ЗАДАНИЕ A
Перепишите без единого изменения весь листинг с координатами, от первой строки до последней, не включая в ответ изображения.

ФРАГМЕНТ
Да и из самого акта демонстрации этой бессмысленной макулатуры явствует колоссальное самообожание, что ведь входит в программу современного самосознания, мироощущения и прочих символов самых разнообразных, но объединенных этим самообожанием «кредо». Я даже вспотел от желания остаться вежливым в отношении этих, в конце концов, ни в чем неповинных юношей — жертв обшей огрубелости и общего всему миру недуга, ведущего культуру (нашу старую, кажущуюся нам все еще единственной) в самый нелепый, бесовской… (поразительно, до чего этот красивый, в сущности, юноша со своими тяжелыми и безумными светлыми глазами являет одним из бесчисленных ликов черта, и тьмы именно чертовых пошлятин так и прут из всего, что он и ему подобные думают, болтают и делают). Итак, я даже вспотел от этих усилий остаться в живых и в то же время не таить правду, ибо я был слишком утомлен, чтобы ломаться, чтобы отдать одну из пар своих светских перчаток и отделаться китайским церемониалом (для вежливости недостаточно и моего навыка, а, кажется, еще и известная физическая крепость, ведь во имя вежливости ужасно напрягаешь рессоры своей воли, а в иных случаях и ума).
Впрочем, я замечаю, что я и здесь слишком заболтался (это еще и старческая черта), но, с другой стороны, беседа эта как нечто очень типичное и для меня, и для нашего времени (ибо сколько я такого вижу, чего я не записываю!). Отошел от этих впечатлений вечером на музыке «Щелкунчика», но зато явилось другое — усталость — еще более опасная для нервов, и вот я сейчас чувствую, что буду скверно спать, до того я полон звуков и рожденных ими идей, частью уже высказанных мною моим собеседникам Гауку и Асафьеву (великолепно исполнявшим все обсуждаемые номера) и Гоголю-Лопухову, который, к сожалению, уже принялся высказывать всякий вздор, остановившись на случайных мелочах, видящий в каждой повторенной когда-либо форме непременную волю композитора. Пока решено, во всяком случае, Дроссельмейера пустить уже в первом действии (в момент превращения), произвести переход на море на глазах у публики перед самым «снежным видом» (я тут вижу нечто во всем «Лауру» Жорж Санд, то есть путешествие в санях по снегу, в кафе «Эльдорадо»), переставить совершенно большое Pas de deux, вдохновляясь патетическим и меланхолическим характером музыки.

ЗАДАНИЕ B
Продолжите фрагмент о работе над «Щелкунчиком», начав сразу после его последнего предложения.

(Данные о расположении элементов)
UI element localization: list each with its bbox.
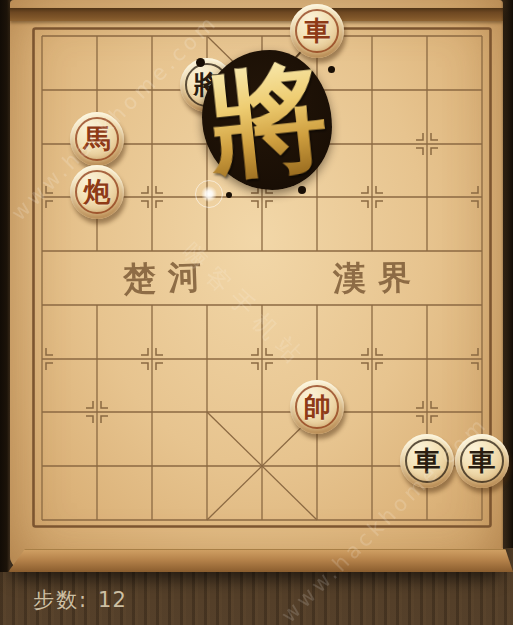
- tap-indicator: [195, 180, 223, 208]
- piece-glyph: 帥: [304, 393, 331, 420]
- piece-glyph: 車: [304, 17, 331, 44]
- piece-glyph: 馬: [84, 125, 111, 152]
- piece-glyph: 車: [469, 447, 496, 474]
- board-top-edge: [10, 8, 503, 21]
- piece-glyph: 炮: [84, 178, 111, 205]
- check-animation-text: 將: [181, 42, 355, 203]
- move-counter-label: 步数:: [33, 588, 88, 612]
- move-counter-value: 12: [98, 588, 127, 612]
- piece-black-chariot[interactable]: 車: [400, 434, 454, 488]
- piece-black-chariot[interactable]: 車: [455, 434, 509, 488]
- piece-red-chariot[interactable]: 車: [290, 4, 344, 58]
- piece-red-general[interactable]: 帥: [290, 380, 344, 434]
- check-animation-splash: 將: [202, 50, 332, 190]
- river-label-left: 楚河: [107, 255, 228, 301]
- piece-glyph: 車: [414, 447, 441, 474]
- board-bottom-bevel: [8, 549, 513, 572]
- river-label-right: 漢界: [318, 256, 439, 300]
- game-screen: 楚河 漢界 車將馬炮帥車車 將 步数:12 www.hackhome.com 嗨…: [0, 0, 513, 625]
- left-edge-shadow: [0, 0, 10, 572]
- piece-red-horse[interactable]: 馬: [70, 112, 124, 166]
- piece-red-cannon[interactable]: 炮: [70, 165, 124, 219]
- move-counter: 步数:12: [33, 586, 127, 614]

РЕЗУЛЬТАТ ВЫПОЛНЕНИЯ A
UI element localization: list each with its bbox.
- tap-indicator: [195, 180, 223, 208]
- piece-glyph: 帥: [304, 393, 331, 420]
- piece-glyph: 車: [304, 17, 331, 44]
- piece-glyph: 馬: [84, 125, 111, 152]
- piece-glyph: 車: [469, 447, 496, 474]
- board-top-edge: [10, 8, 503, 21]
- piece-glyph: 炮: [84, 178, 111, 205]
- check-animation-text: 將: [181, 42, 355, 203]
- move-counter-label: 步数:: [33, 588, 88, 612]
- move-counter-value: 12: [98, 588, 127, 612]
- piece-black-chariot[interactable]: 車: [400, 434, 454, 488]
- piece-black-chariot[interactable]: 車: [455, 434, 509, 488]
- piece-red-chariot[interactable]: 車: [290, 4, 344, 58]
- piece-red-general[interactable]: 帥: [290, 380, 344, 434]
- check-animation-splash: 將: [202, 50, 332, 190]
- river-label-left: 楚河: [107, 255, 228, 301]
- piece-glyph: 車: [414, 447, 441, 474]
- board-bottom-bevel: [8, 549, 513, 572]
- river-label-right: 漢界: [318, 256, 439, 300]
- game-screen: 楚河 漢界 車將馬炮帥車車 將 步数:12 www.hackhome.com 嗨…: [0, 0, 513, 625]
- left-edge-shadow: [0, 0, 10, 572]
- piece-red-horse[interactable]: 馬: [70, 112, 124, 166]
- piece-red-cannon[interactable]: 炮: [70, 165, 124, 219]
- move-counter: 步数:12: [33, 586, 127, 614]

РЕЗУЛЬТАТ ВЫПОЛНЕНИЯ B
Долго мы останавливались на том, на чем строить, от чего идти — от Дроссельмейера, от Щелкунчика, от Клары или от Драже! Решено, во всяком случае, идти от последнего, ибо этим вводится чисто балетная фигура, чистая Deus ex machina. Заранее я уже озадачен тем, как устроить шкаф с игрушками (вместо теперешнего их лежания вокруг елки), как ему превратиться в крепость и т. д.; при исполнении его бемольного сестерция «каприччио» и следующей за ней баркаролы я чуть было не расплакался, и это не только потому, что я вообще сегодня (и вообще за последние дни сильно) развинтился, но и потому, что действительно эта сладкая музыка содержит в себе для меня лучшие самые, имевшие элемент моих детских ощущений, тех самых, которые остались мне путеводными на всю жизнь, которые я и сейчас склонен считать, рядом с моей любовью к Акице, к папочке и мамочке, единственно совершенно подлинными и такими, из-за которых стоило жить, стоило, несмотря на все муки существования, и дать жизнь новым существам: пусть отведают! Но много ли таких, которым дано отведать?!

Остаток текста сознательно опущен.